▸ **Task to carry out**
In the entries below, find the lines that contain the word "this" and copy them.

** START OF Source data **

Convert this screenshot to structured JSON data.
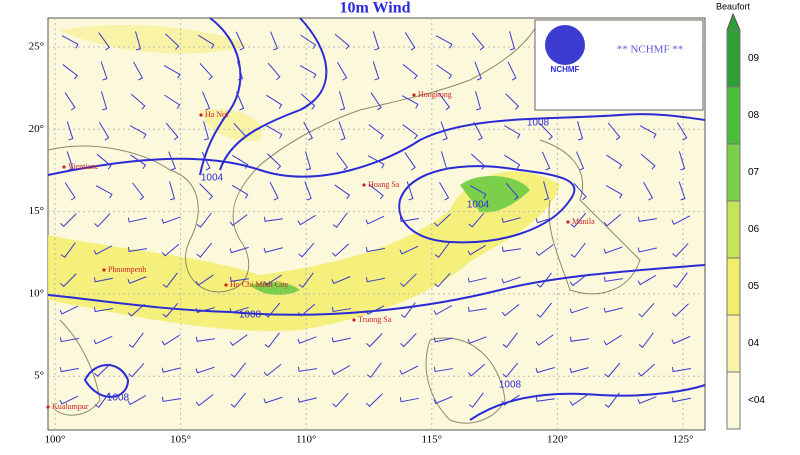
{
  "title": "10m Wind",
  "lon_ticks": [
    "100°",
    "105°",
    "110°",
    "115°",
    "120°",
    "125°"
  ],
  "lat_ticks": [
    "25°",
    "20°",
    "15°",
    "10°",
    "5°"
  ],
  "logo": {
    "name": "NCHMF",
    "text": "** NCHMF **"
  },
  "legend": {
    "title": "Beaufort",
    "levels": [
      {
        "label": "09",
        "color": "#2e9e36"
      },
      {
        "label": "08",
        "color": "#4cbc3c"
      },
      {
        "label": "07",
        "color": "#7ccf4a"
      },
      {
        "label": "06",
        "color": "#c6e35a"
      },
      {
        "label": "05",
        "color": "#f3ee6a"
      },
      {
        "label": "04",
        "color": "#f8f3a6"
      },
      {
        "label": "<04",
        "color": "#fbf8dc"
      }
    ]
  },
  "cities": [
    "Hongkong",
    "Ha Noi",
    "Vientiane",
    "Hoang Sa",
    "Manila",
    "Phnompenh",
    "Ho Chi Minh City",
    "Truong Sa",
    "Kualumpur"
  ],
  "isobar_labels": [
    "1004",
    "1004",
    "1008",
    "1008",
    "1008",
    "1008"
  ]
}
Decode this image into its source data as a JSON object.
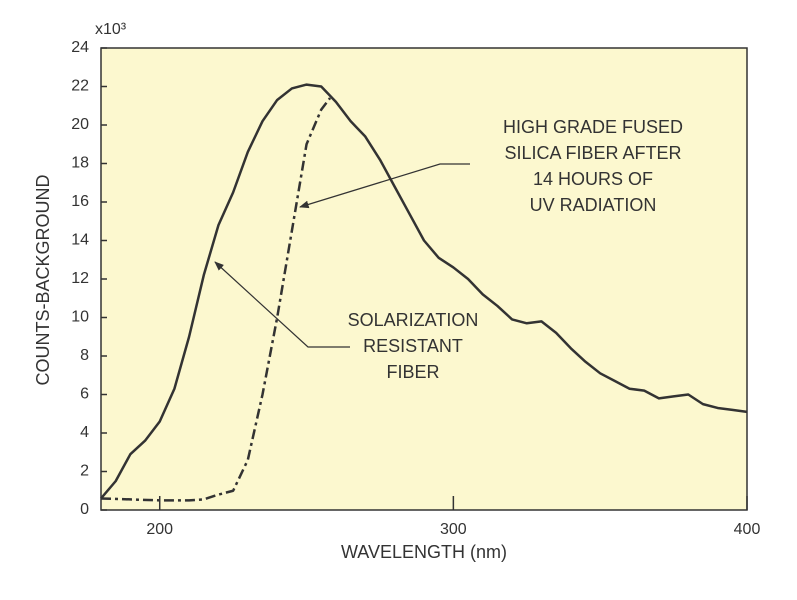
{
  "chart_data": {
    "type": "line",
    "x_label": "WAVELENGTH (nm)",
    "y_label": "COUNTS-BACKGROUND",
    "y_multiplier": "x10³",
    "xlim": [
      180,
      400
    ],
    "xticks": [
      200,
      300,
      400
    ],
    "ylim": [
      0,
      24
    ],
    "yticks": [
      0,
      2,
      4,
      6,
      8,
      10,
      12,
      14,
      16,
      18,
      20,
      22,
      24
    ],
    "background": "#fcf8cf",
    "series": [
      {
        "style": "solid",
        "color": "#333333",
        "x": [
          180,
          185,
          190,
          195,
          200,
          205,
          210,
          215,
          220,
          225,
          230,
          235,
          240,
          245,
          250,
          255,
          260,
          265,
          270,
          275,
          280,
          285,
          290,
          295,
          300,
          305,
          310,
          315,
          320,
          325,
          330,
          335,
          340,
          345,
          350,
          355,
          360,
          365,
          370,
          375,
          380,
          385,
          390,
          395,
          400
        ],
        "values": [
          0.6,
          1.5,
          2.9,
          3.6,
          4.6,
          6.3,
          9,
          12.2,
          14.8,
          16.5,
          18.6,
          20.2,
          21.3,
          21.9,
          22.1,
          22,
          21.2,
          20.2,
          19.4,
          18.2,
          16.8,
          15.4,
          14,
          13.1,
          12.6,
          12,
          11.2,
          10.6,
          9.9,
          9.7,
          9.8,
          9.2,
          8.4,
          7.7,
          7.1,
          6.7,
          6.3,
          6.2,
          5.8,
          5.9,
          6,
          5.5,
          5.3,
          5.2,
          5.1
        ]
      },
      {
        "style": "dashed",
        "color": "#333333",
        "x": [
          180,
          190,
          200,
          210,
          215,
          220,
          225,
          230,
          235,
          240,
          245,
          250,
          255,
          258
        ],
        "values": [
          0.6,
          0.55,
          0.5,
          0.5,
          0.55,
          0.8,
          1,
          2.6,
          6,
          10,
          14.5,
          19,
          20.8,
          21.4
        ]
      }
    ],
    "annotations": [
      {
        "lines": [
          "HIGH GRADE FUSED",
          "SILICA FIBER AFTER",
          "14 HOURS OF",
          "UV RADIATION"
        ]
      },
      {
        "lines": [
          "SOLARIZATION",
          "RESISTANT",
          "FIBER"
        ]
      }
    ]
  }
}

** END OF Source data **

▸ **The response**
Convert this screenshot to structured JSON data.
Decode this image into its source data as a JSON object.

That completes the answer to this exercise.